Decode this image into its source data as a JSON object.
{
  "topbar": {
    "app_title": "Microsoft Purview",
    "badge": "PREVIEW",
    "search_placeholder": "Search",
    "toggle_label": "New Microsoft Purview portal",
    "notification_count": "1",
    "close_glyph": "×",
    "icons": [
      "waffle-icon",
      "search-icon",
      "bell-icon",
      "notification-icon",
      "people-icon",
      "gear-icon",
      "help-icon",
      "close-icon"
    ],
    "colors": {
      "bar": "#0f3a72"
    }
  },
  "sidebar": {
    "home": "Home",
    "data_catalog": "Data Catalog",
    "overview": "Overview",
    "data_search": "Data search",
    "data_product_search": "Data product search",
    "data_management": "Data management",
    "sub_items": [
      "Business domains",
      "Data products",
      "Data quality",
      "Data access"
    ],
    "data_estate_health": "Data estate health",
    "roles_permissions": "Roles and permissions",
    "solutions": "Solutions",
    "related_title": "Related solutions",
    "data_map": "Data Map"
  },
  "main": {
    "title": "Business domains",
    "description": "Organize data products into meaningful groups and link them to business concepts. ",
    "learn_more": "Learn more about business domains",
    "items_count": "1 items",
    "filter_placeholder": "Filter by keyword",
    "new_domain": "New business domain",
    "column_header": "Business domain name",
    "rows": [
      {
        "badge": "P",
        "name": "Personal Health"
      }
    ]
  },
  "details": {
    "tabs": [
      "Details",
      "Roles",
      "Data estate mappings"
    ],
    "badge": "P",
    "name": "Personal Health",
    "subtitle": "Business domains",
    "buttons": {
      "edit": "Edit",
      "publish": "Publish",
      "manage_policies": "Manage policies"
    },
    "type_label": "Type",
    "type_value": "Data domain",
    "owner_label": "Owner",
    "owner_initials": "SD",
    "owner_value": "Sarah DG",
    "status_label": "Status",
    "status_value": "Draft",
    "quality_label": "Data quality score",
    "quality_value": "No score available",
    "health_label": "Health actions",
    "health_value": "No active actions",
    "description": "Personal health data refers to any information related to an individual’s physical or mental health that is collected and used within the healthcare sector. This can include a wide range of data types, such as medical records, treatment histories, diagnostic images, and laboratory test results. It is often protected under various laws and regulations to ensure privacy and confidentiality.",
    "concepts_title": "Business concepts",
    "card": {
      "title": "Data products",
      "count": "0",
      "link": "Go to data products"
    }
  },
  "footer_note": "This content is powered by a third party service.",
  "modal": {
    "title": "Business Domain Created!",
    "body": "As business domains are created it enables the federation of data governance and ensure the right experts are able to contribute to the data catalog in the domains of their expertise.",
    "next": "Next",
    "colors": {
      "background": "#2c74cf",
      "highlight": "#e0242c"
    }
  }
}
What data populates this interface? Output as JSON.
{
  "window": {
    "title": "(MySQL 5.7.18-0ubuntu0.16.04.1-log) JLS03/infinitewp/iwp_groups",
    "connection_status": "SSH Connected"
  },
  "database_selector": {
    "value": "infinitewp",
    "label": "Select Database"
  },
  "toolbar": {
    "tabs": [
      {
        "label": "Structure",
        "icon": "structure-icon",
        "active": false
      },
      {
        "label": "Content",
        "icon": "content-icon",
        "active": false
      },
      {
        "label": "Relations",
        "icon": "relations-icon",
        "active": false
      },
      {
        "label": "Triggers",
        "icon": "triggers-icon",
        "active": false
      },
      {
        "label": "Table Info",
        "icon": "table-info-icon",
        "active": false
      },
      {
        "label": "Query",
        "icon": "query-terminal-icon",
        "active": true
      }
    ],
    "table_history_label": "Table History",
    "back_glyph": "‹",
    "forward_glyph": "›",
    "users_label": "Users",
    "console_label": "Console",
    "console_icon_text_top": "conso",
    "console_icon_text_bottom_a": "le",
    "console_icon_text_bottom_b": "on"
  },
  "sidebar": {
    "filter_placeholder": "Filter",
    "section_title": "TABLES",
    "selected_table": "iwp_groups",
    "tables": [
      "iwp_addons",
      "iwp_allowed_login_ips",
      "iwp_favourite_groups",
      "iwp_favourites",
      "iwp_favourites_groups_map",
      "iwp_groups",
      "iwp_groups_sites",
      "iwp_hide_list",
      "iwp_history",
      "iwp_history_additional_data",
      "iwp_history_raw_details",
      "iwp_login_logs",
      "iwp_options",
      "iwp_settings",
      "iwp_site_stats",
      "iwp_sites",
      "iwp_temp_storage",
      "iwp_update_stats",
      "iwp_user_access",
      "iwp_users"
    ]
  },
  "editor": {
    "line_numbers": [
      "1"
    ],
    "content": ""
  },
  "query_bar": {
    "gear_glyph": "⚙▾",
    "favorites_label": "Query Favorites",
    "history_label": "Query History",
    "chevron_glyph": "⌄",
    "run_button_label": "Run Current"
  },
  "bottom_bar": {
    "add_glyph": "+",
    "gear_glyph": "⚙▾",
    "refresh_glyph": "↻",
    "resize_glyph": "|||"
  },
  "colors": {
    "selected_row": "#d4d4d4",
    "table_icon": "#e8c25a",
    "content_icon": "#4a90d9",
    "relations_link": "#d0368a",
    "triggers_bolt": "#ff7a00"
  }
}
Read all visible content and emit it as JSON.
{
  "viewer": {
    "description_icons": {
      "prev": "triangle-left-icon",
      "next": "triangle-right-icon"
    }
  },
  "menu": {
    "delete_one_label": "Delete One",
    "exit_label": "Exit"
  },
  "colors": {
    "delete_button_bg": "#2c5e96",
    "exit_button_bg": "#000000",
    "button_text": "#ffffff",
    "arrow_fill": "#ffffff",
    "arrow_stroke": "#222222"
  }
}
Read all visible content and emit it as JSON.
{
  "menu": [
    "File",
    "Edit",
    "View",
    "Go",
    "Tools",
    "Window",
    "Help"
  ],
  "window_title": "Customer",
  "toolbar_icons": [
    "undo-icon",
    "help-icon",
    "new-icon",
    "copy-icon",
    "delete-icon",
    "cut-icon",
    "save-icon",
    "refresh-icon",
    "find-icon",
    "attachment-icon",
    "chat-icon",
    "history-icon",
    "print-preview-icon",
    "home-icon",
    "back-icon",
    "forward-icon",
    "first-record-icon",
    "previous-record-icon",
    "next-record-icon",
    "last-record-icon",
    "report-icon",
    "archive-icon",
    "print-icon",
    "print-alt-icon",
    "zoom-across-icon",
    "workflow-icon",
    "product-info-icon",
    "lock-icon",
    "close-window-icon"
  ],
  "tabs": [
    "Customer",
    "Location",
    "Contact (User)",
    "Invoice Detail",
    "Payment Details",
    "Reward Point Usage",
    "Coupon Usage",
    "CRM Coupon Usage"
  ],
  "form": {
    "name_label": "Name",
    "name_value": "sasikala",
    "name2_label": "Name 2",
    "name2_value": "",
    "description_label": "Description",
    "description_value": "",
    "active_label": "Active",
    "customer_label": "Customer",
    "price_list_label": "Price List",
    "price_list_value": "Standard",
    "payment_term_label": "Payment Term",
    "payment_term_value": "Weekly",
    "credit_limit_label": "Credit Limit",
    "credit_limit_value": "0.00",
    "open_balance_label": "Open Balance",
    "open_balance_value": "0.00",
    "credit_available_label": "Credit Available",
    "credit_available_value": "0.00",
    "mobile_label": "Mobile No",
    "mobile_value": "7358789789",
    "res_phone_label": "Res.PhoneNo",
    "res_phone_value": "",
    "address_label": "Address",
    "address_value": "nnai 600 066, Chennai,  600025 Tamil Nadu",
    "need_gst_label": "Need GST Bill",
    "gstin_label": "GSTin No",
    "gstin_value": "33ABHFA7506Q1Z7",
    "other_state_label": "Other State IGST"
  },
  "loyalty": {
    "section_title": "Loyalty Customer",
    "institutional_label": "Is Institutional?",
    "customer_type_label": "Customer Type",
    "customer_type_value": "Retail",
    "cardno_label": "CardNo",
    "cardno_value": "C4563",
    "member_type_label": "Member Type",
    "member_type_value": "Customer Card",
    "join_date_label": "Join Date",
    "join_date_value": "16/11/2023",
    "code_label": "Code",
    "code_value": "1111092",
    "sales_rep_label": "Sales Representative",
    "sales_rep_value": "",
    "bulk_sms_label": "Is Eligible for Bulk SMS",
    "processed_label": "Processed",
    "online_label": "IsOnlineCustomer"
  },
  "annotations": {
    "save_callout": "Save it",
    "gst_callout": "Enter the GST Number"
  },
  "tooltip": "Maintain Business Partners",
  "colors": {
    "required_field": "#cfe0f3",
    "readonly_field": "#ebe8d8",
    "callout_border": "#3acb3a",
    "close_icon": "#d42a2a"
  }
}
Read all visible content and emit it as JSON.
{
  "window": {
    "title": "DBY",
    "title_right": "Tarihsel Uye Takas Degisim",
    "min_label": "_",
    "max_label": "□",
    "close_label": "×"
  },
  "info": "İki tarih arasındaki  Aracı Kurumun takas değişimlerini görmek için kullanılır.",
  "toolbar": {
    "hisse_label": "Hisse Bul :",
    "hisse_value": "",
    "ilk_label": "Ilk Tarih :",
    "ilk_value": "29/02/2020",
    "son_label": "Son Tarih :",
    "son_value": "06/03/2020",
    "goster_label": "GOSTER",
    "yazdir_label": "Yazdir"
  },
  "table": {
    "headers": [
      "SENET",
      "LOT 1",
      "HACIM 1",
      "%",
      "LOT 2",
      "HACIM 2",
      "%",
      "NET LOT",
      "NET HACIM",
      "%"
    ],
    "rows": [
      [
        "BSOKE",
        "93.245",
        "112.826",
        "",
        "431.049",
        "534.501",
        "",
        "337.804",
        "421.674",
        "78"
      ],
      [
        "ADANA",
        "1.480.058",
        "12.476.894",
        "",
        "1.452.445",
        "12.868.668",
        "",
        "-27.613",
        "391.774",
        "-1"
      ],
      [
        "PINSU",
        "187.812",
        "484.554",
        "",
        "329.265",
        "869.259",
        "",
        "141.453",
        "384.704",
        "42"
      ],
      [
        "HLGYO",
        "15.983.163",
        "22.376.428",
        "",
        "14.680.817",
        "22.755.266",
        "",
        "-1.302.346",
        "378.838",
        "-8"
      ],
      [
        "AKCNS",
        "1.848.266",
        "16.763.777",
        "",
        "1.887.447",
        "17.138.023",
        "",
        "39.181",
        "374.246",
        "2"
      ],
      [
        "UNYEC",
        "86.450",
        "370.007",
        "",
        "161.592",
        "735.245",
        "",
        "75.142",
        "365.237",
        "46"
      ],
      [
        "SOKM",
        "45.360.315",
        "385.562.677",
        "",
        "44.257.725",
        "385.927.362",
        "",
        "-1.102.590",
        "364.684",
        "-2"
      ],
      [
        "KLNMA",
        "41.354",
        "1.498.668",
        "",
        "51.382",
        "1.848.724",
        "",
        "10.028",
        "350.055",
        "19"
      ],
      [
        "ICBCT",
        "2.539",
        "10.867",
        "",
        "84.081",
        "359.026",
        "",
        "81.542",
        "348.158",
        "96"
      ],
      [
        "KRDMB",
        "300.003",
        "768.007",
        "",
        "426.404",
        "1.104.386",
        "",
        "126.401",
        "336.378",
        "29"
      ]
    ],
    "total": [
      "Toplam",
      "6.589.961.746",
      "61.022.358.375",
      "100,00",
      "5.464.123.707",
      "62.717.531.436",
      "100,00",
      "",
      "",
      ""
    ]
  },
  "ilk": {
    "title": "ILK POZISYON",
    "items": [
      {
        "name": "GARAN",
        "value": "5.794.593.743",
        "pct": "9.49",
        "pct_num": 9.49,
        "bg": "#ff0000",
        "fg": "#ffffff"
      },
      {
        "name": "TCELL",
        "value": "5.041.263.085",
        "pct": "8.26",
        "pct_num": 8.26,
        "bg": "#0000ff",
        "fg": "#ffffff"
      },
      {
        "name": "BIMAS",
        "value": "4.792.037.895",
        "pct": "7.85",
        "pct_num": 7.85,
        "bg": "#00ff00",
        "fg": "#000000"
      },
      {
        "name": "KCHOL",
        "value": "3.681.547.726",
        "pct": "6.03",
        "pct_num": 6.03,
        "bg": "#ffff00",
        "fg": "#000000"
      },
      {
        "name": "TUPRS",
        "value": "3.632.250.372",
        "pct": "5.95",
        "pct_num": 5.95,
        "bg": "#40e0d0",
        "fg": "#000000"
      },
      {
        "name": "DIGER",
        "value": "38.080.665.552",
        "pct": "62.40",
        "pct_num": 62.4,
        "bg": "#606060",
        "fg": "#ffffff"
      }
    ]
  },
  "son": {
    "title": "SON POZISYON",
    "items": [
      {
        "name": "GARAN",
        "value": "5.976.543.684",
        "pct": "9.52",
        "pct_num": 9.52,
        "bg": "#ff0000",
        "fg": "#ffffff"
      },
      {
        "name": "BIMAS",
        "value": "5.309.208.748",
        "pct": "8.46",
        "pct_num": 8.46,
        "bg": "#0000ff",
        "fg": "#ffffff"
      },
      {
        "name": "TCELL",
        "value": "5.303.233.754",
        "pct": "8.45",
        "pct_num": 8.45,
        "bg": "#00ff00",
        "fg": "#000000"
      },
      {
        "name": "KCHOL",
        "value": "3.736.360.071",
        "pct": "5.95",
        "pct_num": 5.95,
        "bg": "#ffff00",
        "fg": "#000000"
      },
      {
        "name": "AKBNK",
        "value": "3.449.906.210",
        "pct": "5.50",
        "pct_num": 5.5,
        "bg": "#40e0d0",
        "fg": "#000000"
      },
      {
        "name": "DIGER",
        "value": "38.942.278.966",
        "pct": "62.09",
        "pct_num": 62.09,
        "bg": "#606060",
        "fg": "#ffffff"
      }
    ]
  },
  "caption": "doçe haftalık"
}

### [YOUR OBJECTIVE]
In how many lines of the data does the string "next" appear? Give only the number.

### [SOLUTION FOR THIS PROBLEM]
3